What you should do: Can you copy out the data exactly? Leave the images out.

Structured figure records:
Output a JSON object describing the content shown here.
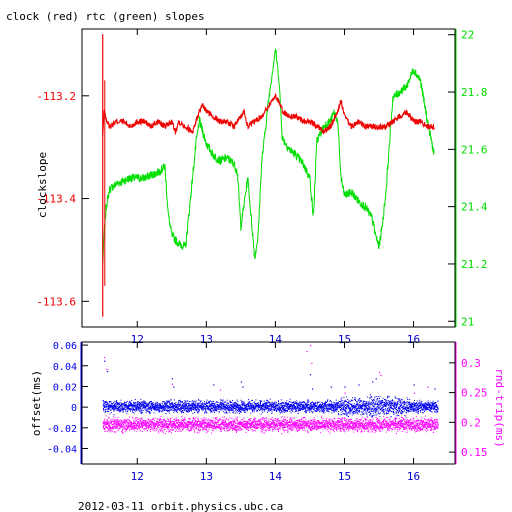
{
  "page": {
    "title": "clock (red) rtc (green) slopes",
    "footer": "2012-03-11 orbit.physics.ubc.ca"
  },
  "colors": {
    "clock": "#ee0000",
    "rtc": "#00dd00",
    "offset": "#0000ee",
    "rndtrip": "#ff00ff",
    "axis": "#000000"
  },
  "chart_data": [
    {
      "type": "line",
      "title": "clock (red) rtc (green) slopes",
      "ylabel": "clockslope",
      "xlim": [
        11.2,
        16.6
      ],
      "xticks": [
        "12",
        "13",
        "14",
        "15",
        "16"
      ],
      "ylim": [
        -113.65,
        -113.07
      ],
      "yticks": [
        "-113.2",
        "-113.4",
        "-113.6"
      ],
      "y2lim": [
        20.98,
        22.02
      ],
      "y2ticks": [
        "21",
        "21.2",
        "21.4",
        "21.6",
        "21.8",
        "22"
      ],
      "series": [
        {
          "role": "clock",
          "axis": "left",
          "x": [
            11.5,
            11.52,
            11.56,
            11.6,
            11.7,
            11.8,
            11.9,
            12.0,
            12.1,
            12.2,
            12.3,
            12.4,
            12.5,
            12.55,
            12.6,
            12.7,
            12.8,
            12.9,
            12.95,
            13.0,
            13.1,
            13.2,
            13.3,
            13.4,
            13.5,
            13.55,
            13.6,
            13.7,
            13.8,
            13.9,
            14.0,
            14.05,
            14.1,
            14.2,
            14.3,
            14.4,
            14.5,
            14.6,
            14.7,
            14.8,
            14.9,
            14.95,
            15.0,
            15.1,
            15.2,
            15.3,
            15.4,
            15.5,
            15.6,
            15.7,
            15.8,
            15.9,
            16.0,
            16.1,
            16.2,
            16.3
          ],
          "y": [
            -113.28,
            -113.23,
            -113.25,
            -113.26,
            -113.25,
            -113.25,
            -113.26,
            -113.25,
            -113.25,
            -113.26,
            -113.25,
            -113.26,
            -113.25,
            -113.27,
            -113.25,
            -113.26,
            -113.27,
            -113.23,
            -113.22,
            -113.23,
            -113.24,
            -113.25,
            -113.25,
            -113.26,
            -113.24,
            -113.23,
            -113.26,
            -113.25,
            -113.24,
            -113.22,
            -113.2,
            -113.21,
            -113.23,
            -113.24,
            -113.24,
            -113.25,
            -113.25,
            -113.26,
            -113.27,
            -113.26,
            -113.23,
            -113.21,
            -113.24,
            -113.26,
            -113.25,
            -113.26,
            -113.26,
            -113.26,
            -113.26,
            -113.25,
            -113.24,
            -113.23,
            -113.25,
            -113.25,
            -113.26,
            -113.26
          ]
        },
        {
          "role": "rtc",
          "axis": "right",
          "x": [
            11.5,
            11.52,
            11.55,
            11.6,
            11.7,
            11.8,
            11.9,
            12.0,
            12.1,
            12.2,
            12.3,
            12.4,
            12.45,
            12.5,
            12.6,
            12.7,
            12.8,
            12.85,
            12.9,
            13.0,
            13.1,
            13.2,
            13.3,
            13.4,
            13.45,
            13.5,
            13.6,
            13.7,
            13.75,
            13.8,
            13.9,
            14.0,
            14.05,
            14.1,
            14.2,
            14.3,
            14.4,
            14.5,
            14.55,
            14.6,
            14.7,
            14.8,
            14.85,
            14.9,
            14.95,
            15.0,
            15.1,
            15.2,
            15.3,
            15.4,
            15.45,
            15.5,
            15.55,
            15.6,
            15.7,
            15.8,
            15.9,
            16.0,
            16.1,
            16.2,
            16.3
          ],
          "y": [
            21.2,
            21.3,
            21.4,
            21.46,
            21.48,
            21.49,
            21.5,
            21.5,
            21.5,
            21.51,
            21.52,
            21.54,
            21.37,
            21.3,
            21.27,
            21.26,
            21.5,
            21.62,
            21.7,
            21.62,
            21.58,
            21.56,
            21.57,
            21.55,
            21.52,
            21.33,
            21.5,
            21.22,
            21.3,
            21.55,
            21.77,
            21.95,
            21.85,
            21.64,
            21.6,
            21.58,
            21.55,
            21.5,
            21.36,
            21.63,
            21.68,
            21.7,
            21.73,
            21.7,
            21.5,
            21.44,
            21.45,
            21.42,
            21.4,
            21.36,
            21.3,
            21.26,
            21.34,
            21.45,
            21.78,
            21.8,
            21.82,
            21.88,
            21.84,
            21.7,
            21.58
          ]
        }
      ]
    },
    {
      "type": "scatter",
      "ylabel": "offset(ms)",
      "y2label": "rnd-trip(ms)",
      "xlim": [
        11.2,
        16.6
      ],
      "xticks": [
        "12",
        "13",
        "14",
        "15",
        "16"
      ],
      "ylim": [
        -0.055,
        0.063
      ],
      "yticks": [
        "0.06",
        "0.04",
        "0.02",
        "0",
        "-0.02",
        "-0.04"
      ],
      "y2lim": [
        0.13,
        0.335
      ],
      "y2ticks": [
        "0.3",
        "0.25",
        "0.2",
        "0.15"
      ],
      "series": [
        {
          "role": "offset",
          "axis": "left",
          "band_center": 0.001,
          "band_width": 0.008,
          "x": [
            11.52,
            11.56,
            12.5,
            12.52,
            13.1,
            13.5,
            13.52,
            14.5,
            14.53,
            14.8,
            15.0,
            15.2,
            15.4,
            15.45,
            16.0,
            16.3
          ],
          "y": [
            0.045,
            0.035,
            0.028,
            0.02,
            0.022,
            0.025,
            0.02,
            0.032,
            0.018,
            0.02,
            0.02,
            0.022,
            0.025,
            0.028,
            0.022,
            0.018
          ]
        },
        {
          "role": "rndtrip",
          "axis": "right",
          "band_center": 0.197,
          "band_width": 0.016,
          "x": [
            11.52,
            11.55,
            12.5,
            13.2,
            14.45,
            14.5,
            14.52,
            15.0,
            15.5,
            15.52,
            16.0,
            16.2
          ],
          "y": [
            0.31,
            0.29,
            0.265,
            0.255,
            0.32,
            0.33,
            0.3,
            0.25,
            0.285,
            0.28,
            0.25,
            0.26
          ]
        }
      ]
    }
  ]
}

Written reply:
Output a JSON object describing the content shown here.
{
  "page": {
    "title": "clock (red) rtc (green) slopes",
    "footer": "2012-03-11 orbit.physics.ubc.ca"
  },
  "colors": {
    "clock": "#ee0000",
    "rtc": "#00dd00",
    "offset": "#0000ee",
    "rndtrip": "#ff00ff",
    "axis": "#000000"
  },
  "chart_data": [
    {
      "type": "line",
      "title": "clock (red) rtc (green) slopes",
      "ylabel": "clockslope",
      "xlim": [
        11.2,
        16.6
      ],
      "xticks": [
        "12",
        "13",
        "14",
        "15",
        "16"
      ],
      "ylim": [
        -113.65,
        -113.07
      ],
      "yticks": [
        "-113.2",
        "-113.4",
        "-113.6"
      ],
      "y2lim": [
        20.98,
        22.02
      ],
      "y2ticks": [
        "21",
        "21.2",
        "21.4",
        "21.6",
        "21.8",
        "22"
      ],
      "series": [
        {
          "role": "clock",
          "axis": "left",
          "x": [
            11.5,
            11.52,
            11.56,
            11.6,
            11.7,
            11.8,
            11.9,
            12.0,
            12.1,
            12.2,
            12.3,
            12.4,
            12.5,
            12.55,
            12.6,
            12.7,
            12.8,
            12.9,
            12.95,
            13.0,
            13.1,
            13.2,
            13.3,
            13.4,
            13.5,
            13.55,
            13.6,
            13.7,
            13.8,
            13.9,
            14.0,
            14.05,
            14.1,
            14.2,
            14.3,
            14.4,
            14.5,
            14.6,
            14.7,
            14.8,
            14.9,
            14.95,
            15.0,
            15.1,
            15.2,
            15.3,
            15.4,
            15.5,
            15.6,
            15.7,
            15.8,
            15.9,
            16.0,
            16.1,
            16.2,
            16.3
          ],
          "y": [
            -113.28,
            -113.23,
            -113.25,
            -113.26,
            -113.25,
            -113.25,
            -113.26,
            -113.25,
            -113.25,
            -113.26,
            -113.25,
            -113.26,
            -113.25,
            -113.27,
            -113.25,
            -113.26,
            -113.27,
            -113.23,
            -113.22,
            -113.23,
            -113.24,
            -113.25,
            -113.25,
            -113.26,
            -113.24,
            -113.23,
            -113.26,
            -113.25,
            -113.24,
            -113.22,
            -113.2,
            -113.21,
            -113.23,
            -113.24,
            -113.24,
            -113.25,
            -113.25,
            -113.26,
            -113.27,
            -113.26,
            -113.23,
            -113.21,
            -113.24,
            -113.26,
            -113.25,
            -113.26,
            -113.26,
            -113.26,
            -113.26,
            -113.25,
            -113.24,
            -113.23,
            -113.25,
            -113.25,
            -113.26,
            -113.26
          ]
        },
        {
          "role": "rtc",
          "axis": "right",
          "x": [
            11.5,
            11.52,
            11.55,
            11.6,
            11.7,
            11.8,
            11.9,
            12.0,
            12.1,
            12.2,
            12.3,
            12.4,
            12.45,
            12.5,
            12.6,
            12.7,
            12.8,
            12.85,
            12.9,
            13.0,
            13.1,
            13.2,
            13.3,
            13.4,
            13.45,
            13.5,
            13.6,
            13.7,
            13.75,
            13.8,
            13.9,
            14.0,
            14.05,
            14.1,
            14.2,
            14.3,
            14.4,
            14.5,
            14.55,
            14.6,
            14.7,
            14.8,
            14.85,
            14.9,
            14.95,
            15.0,
            15.1,
            15.2,
            15.3,
            15.4,
            15.45,
            15.5,
            15.55,
            15.6,
            15.7,
            15.8,
            15.9,
            16.0,
            16.1,
            16.2,
            16.3
          ],
          "y": [
            21.2,
            21.3,
            21.4,
            21.46,
            21.48,
            21.49,
            21.5,
            21.5,
            21.5,
            21.51,
            21.52,
            21.54,
            21.37,
            21.3,
            21.27,
            21.26,
            21.5,
            21.62,
            21.7,
            21.62,
            21.58,
            21.56,
            21.57,
            21.55,
            21.52,
            21.33,
            21.5,
            21.22,
            21.3,
            21.55,
            21.77,
            21.95,
            21.85,
            21.64,
            21.6,
            21.58,
            21.55,
            21.5,
            21.36,
            21.63,
            21.68,
            21.7,
            21.73,
            21.7,
            21.5,
            21.44,
            21.45,
            21.42,
            21.4,
            21.36,
            21.3,
            21.26,
            21.34,
            21.45,
            21.78,
            21.8,
            21.82,
            21.88,
            21.84,
            21.7,
            21.58
          ]
        }
      ]
    },
    {
      "type": "scatter",
      "ylabel": "offset(ms)",
      "y2label": "rnd-trip(ms)",
      "xlim": [
        11.2,
        16.6
      ],
      "xticks": [
        "12",
        "13",
        "14",
        "15",
        "16"
      ],
      "ylim": [
        -0.055,
        0.063
      ],
      "yticks": [
        "0.06",
        "0.04",
        "0.02",
        "0",
        "-0.02",
        "-0.04"
      ],
      "y2lim": [
        0.13,
        0.335
      ],
      "y2ticks": [
        "0.3",
        "0.25",
        "0.2",
        "0.15"
      ],
      "series": [
        {
          "role": "offset",
          "axis": "left",
          "band_center": 0.001,
          "band_width": 0.008,
          "x": [
            11.52,
            11.56,
            12.5,
            12.52,
            13.1,
            13.5,
            13.52,
            14.5,
            14.53,
            14.8,
            15.0,
            15.2,
            15.4,
            15.45,
            16.0,
            16.3
          ],
          "y": [
            0.045,
            0.035,
            0.028,
            0.02,
            0.022,
            0.025,
            0.02,
            0.032,
            0.018,
            0.02,
            0.02,
            0.022,
            0.025,
            0.028,
            0.022,
            0.018
          ]
        },
        {
          "role": "rndtrip",
          "axis": "right",
          "band_center": 0.197,
          "band_width": 0.016,
          "x": [
            11.52,
            11.55,
            12.5,
            13.2,
            14.45,
            14.5,
            14.52,
            15.0,
            15.5,
            15.52,
            16.0,
            16.2
          ],
          "y": [
            0.31,
            0.29,
            0.265,
            0.255,
            0.32,
            0.33,
            0.3,
            0.25,
            0.285,
            0.28,
            0.25,
            0.26
          ]
        }
      ]
    }
  ]
}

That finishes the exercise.